*SHORT PROBLEM*:
Lines holding the string "March" are the ones to copy from this listing.

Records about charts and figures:
──────────────────────────────
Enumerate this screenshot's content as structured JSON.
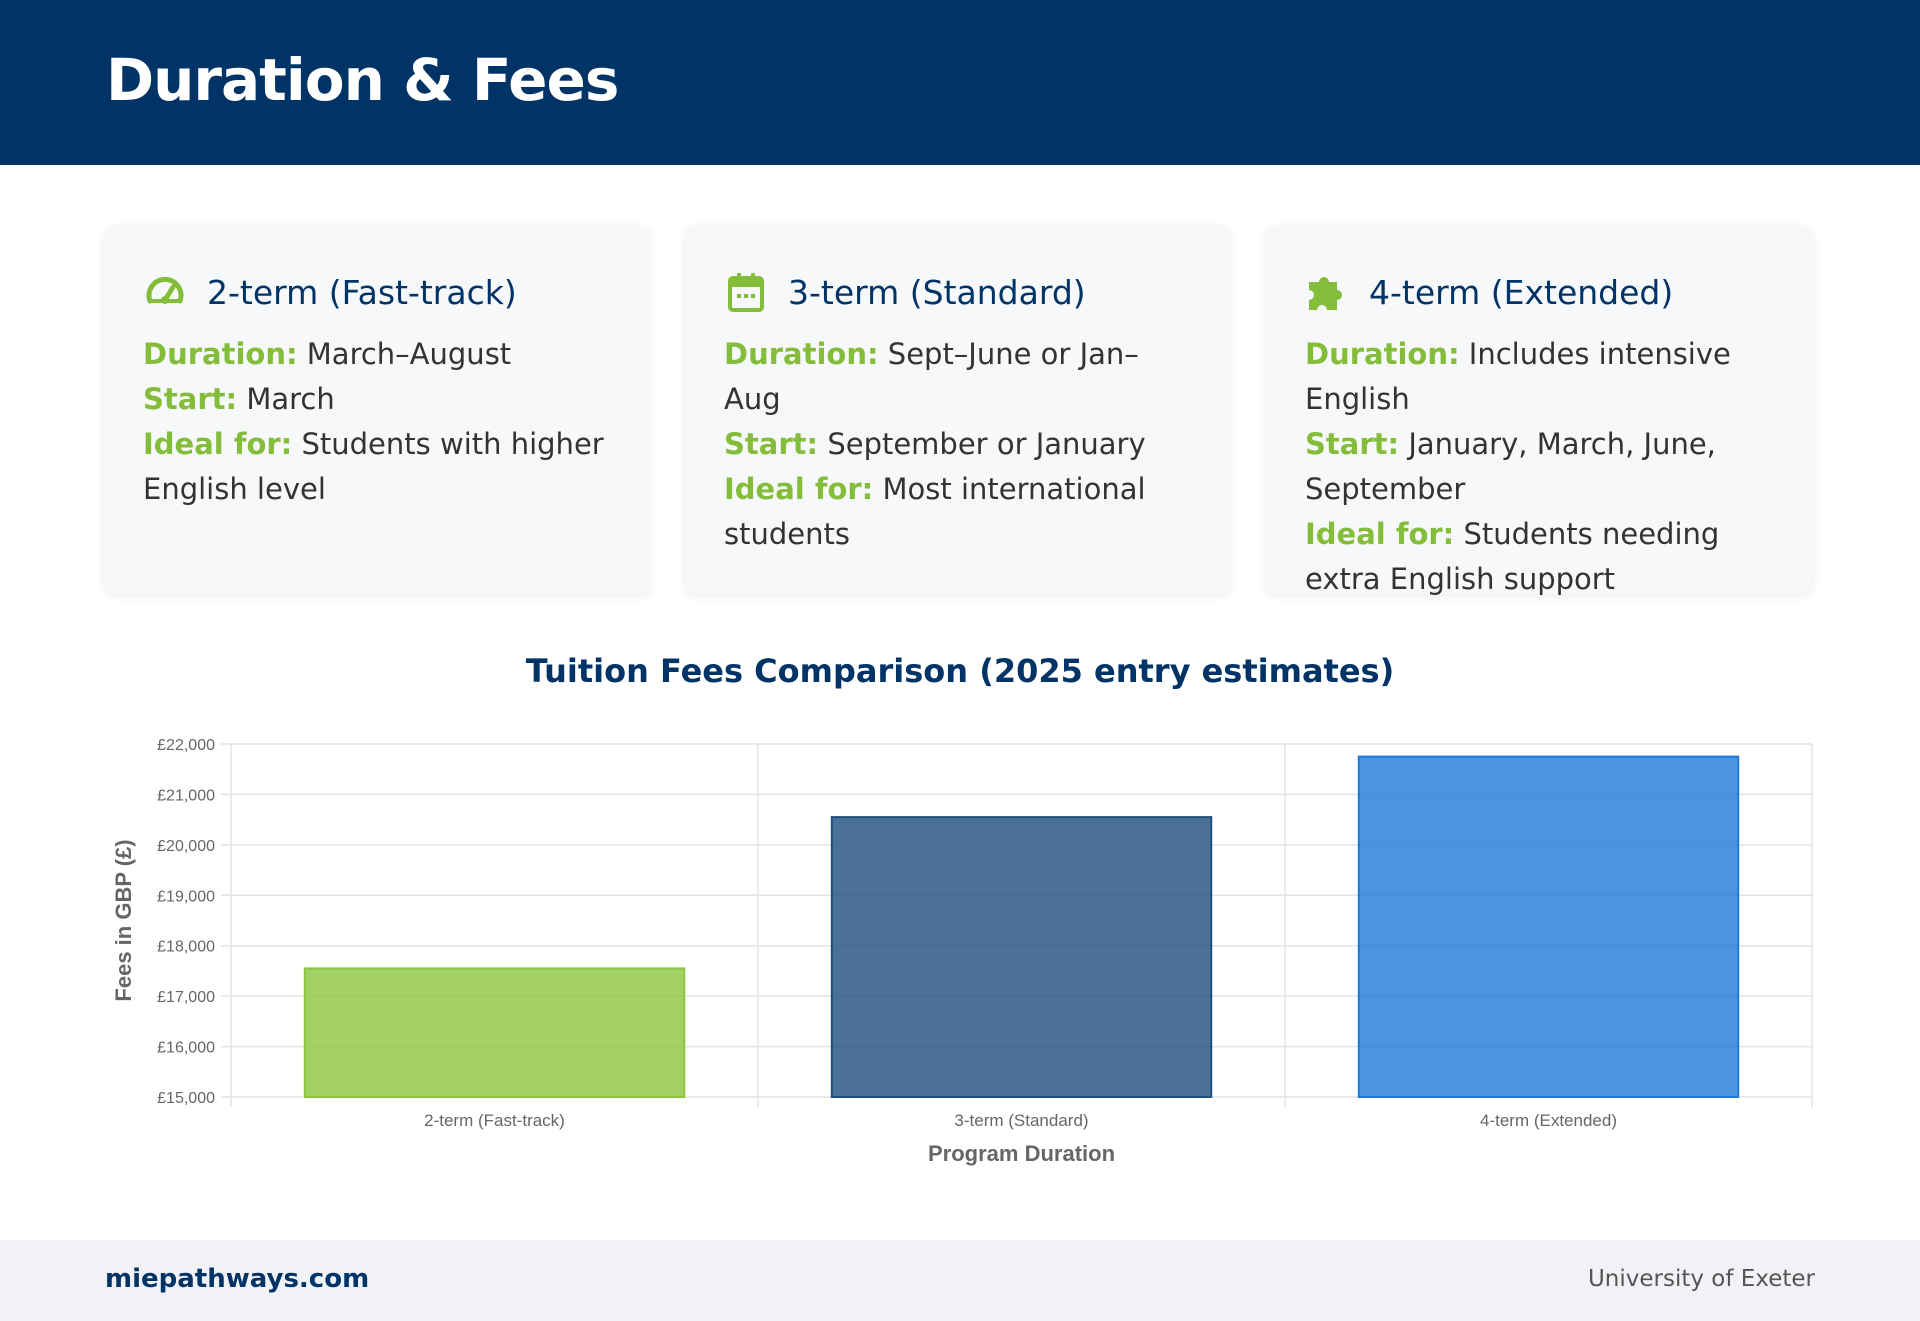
{
  "page": {
    "title": "Duration & Fees"
  },
  "cards": [
    {
      "icon": "speedometer-icon",
      "title": "2-term (Fast-track)",
      "duration_label": "Duration:",
      "duration": "March–August",
      "start_label": "Start:",
      "start": "March",
      "ideal_label": "Ideal for:",
      "ideal": "Students with higher English level"
    },
    {
      "icon": "calendar-icon",
      "title": "3-term (Standard)",
      "duration_label": "Duration:",
      "duration": "Sept–June or Jan–Aug",
      "start_label": "Start:",
      "start": "September or January",
      "ideal_label": "Ideal for:",
      "ideal": "Most international students"
    },
    {
      "icon": "puzzle-piece-icon",
      "title": "4-term (Extended)",
      "duration_label": "Duration:",
      "duration": "Includes intensive English",
      "start_label": "Start:",
      "start": "January, March, June, September",
      "ideal_label": "Ideal for:",
      "ideal": "Students needing extra English support"
    }
  ],
  "chart_data": {
    "type": "bar",
    "title": "Tuition Fees Comparison (2025 entry estimates)",
    "categories": [
      "2-term (Fast-track)",
      "3-term (Standard)",
      "4-term (Extended)"
    ],
    "values": [
      17550,
      20550,
      21750
    ],
    "colors": [
      "#8cc63f",
      "#1f4e7f",
      "#1e7ad8"
    ],
    "xlabel": "Program Duration",
    "ylabel": "Fees in GBP (£)",
    "ylim": [
      15000,
      22000
    ],
    "yticks": [
      "£15,000",
      "£16,000",
      "£17,000",
      "£18,000",
      "£19,000",
      "£20,000",
      "£21,000",
      "£22,000"
    ],
    "grid": true
  },
  "footer": {
    "site": "miepathways.com",
    "university": "University of Exeter"
  },
  "colors": {
    "header_bg": "#003366",
    "accent_green": "#84bd3a"
  }
}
──────────────────────────────
*SOLUTION TO THIS TASK*:
      "duration": "March–August",
      "start": "March",
      "start": "January, March, June, September",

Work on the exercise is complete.